Record list:
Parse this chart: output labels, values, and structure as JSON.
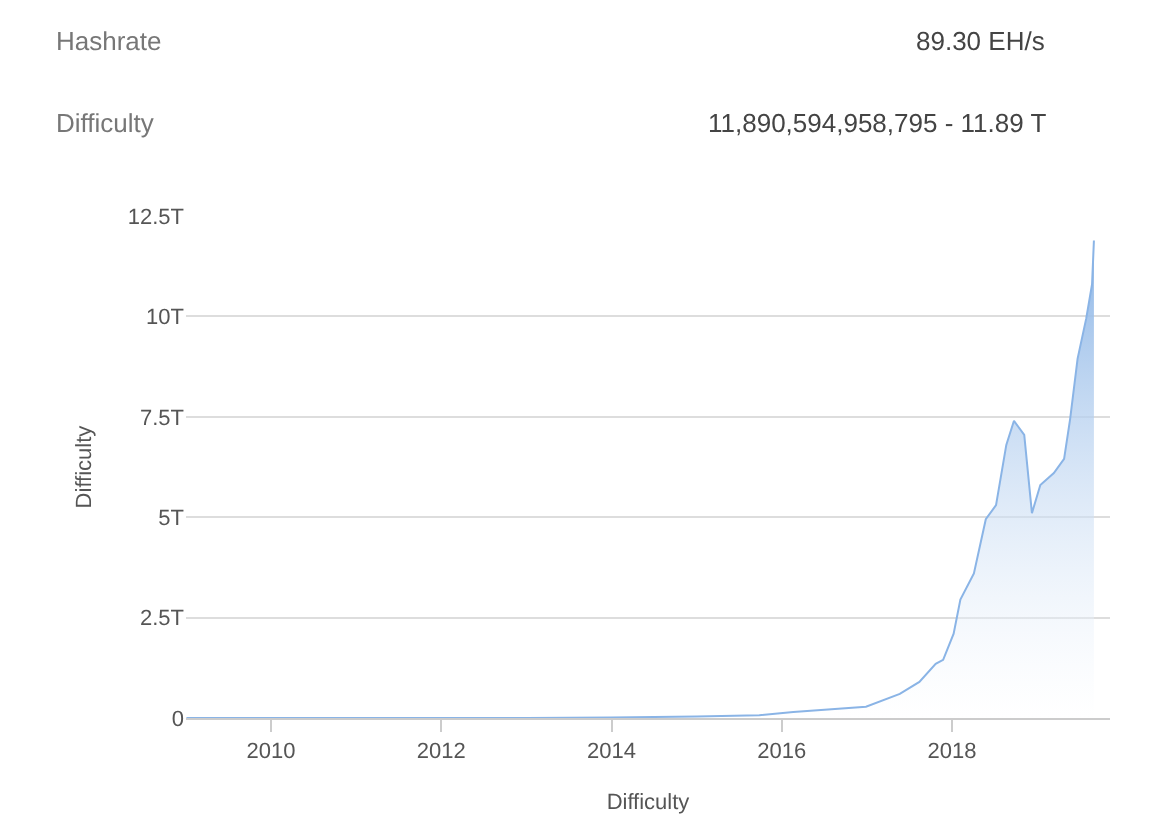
{
  "chart_data": {
    "type": "area",
    "xlabel": "Difficulty",
    "ylabel": "Difficulty",
    "annotations": [
      "Hashrate",
      "89.30 EH/s",
      "Difficulty",
      "11,890,594,958,795 - 11.89 T"
    ],
    "x": [
      "2009-01-03",
      "2010-01-01",
      "2011-01-01",
      "2012-01-01",
      "2013-01-01",
      "2014-01-01",
      "2015-01-01",
      "2015-09-27",
      "2016-02-20",
      "2016-12-28",
      "2017-05-22",
      "2017-08-14",
      "2017-10-23",
      "2017-11-24",
      "2018-01-08",
      "2018-02-06",
      "2018-04-05",
      "2018-05-26",
      "2018-07-09",
      "2018-08-22",
      "2018-09-24",
      "2018-11-07",
      "2018-12-10",
      "2019-01-15",
      "2019-03-14",
      "2019-04-27",
      "2019-05-23",
      "2019-06-24",
      "2019-07-31",
      "2019-08-25",
      "2019-09-02"
    ],
    "series": [
      {
        "color": "#8ab4e6",
        "values": [
          0,
          0,
          0,
          0,
          0,
          0.01,
          0.04,
          0.07,
          0.15,
          0.28,
          0.6,
          0.9,
          1.35,
          1.45,
          2.1,
          2.95,
          3.6,
          4.95,
          5.3,
          6.8,
          7.4,
          7.05,
          5.1,
          5.8,
          6.1,
          6.45,
          7.45,
          8.95,
          9.95,
          10.8,
          11.89
        ]
      }
    ],
    "xlim": [
      "2009-01-01",
      "2019-11-10"
    ],
    "xticks": [
      {
        "value": "2010",
        "label": "2010"
      },
      {
        "value": "2012",
        "label": "2012"
      },
      {
        "value": "2014",
        "label": "2014"
      },
      {
        "value": "2016",
        "label": "2016"
      },
      {
        "value": "2018",
        "label": "2018"
      }
    ],
    "ylim": [
      0,
      12.5
    ],
    "yticks": [
      0,
      {
        "value": 2.5,
        "label": "2.5T"
      },
      {
        "value": 5,
        "label": "5T"
      },
      {
        "value": 7.5,
        "label": "7.5T"
      },
      {
        "value": 10,
        "label": "10T"
      },
      {
        "value": 12.5,
        "label": "12.5T"
      }
    ],
    "grid": "y"
  }
}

What you have to do:
Look through the entries above; copy every line holding the string "Difficulty".

Output:
    "xlabel": "Difficulty",
    "ylabel": "Difficulty",
      "Difficulty",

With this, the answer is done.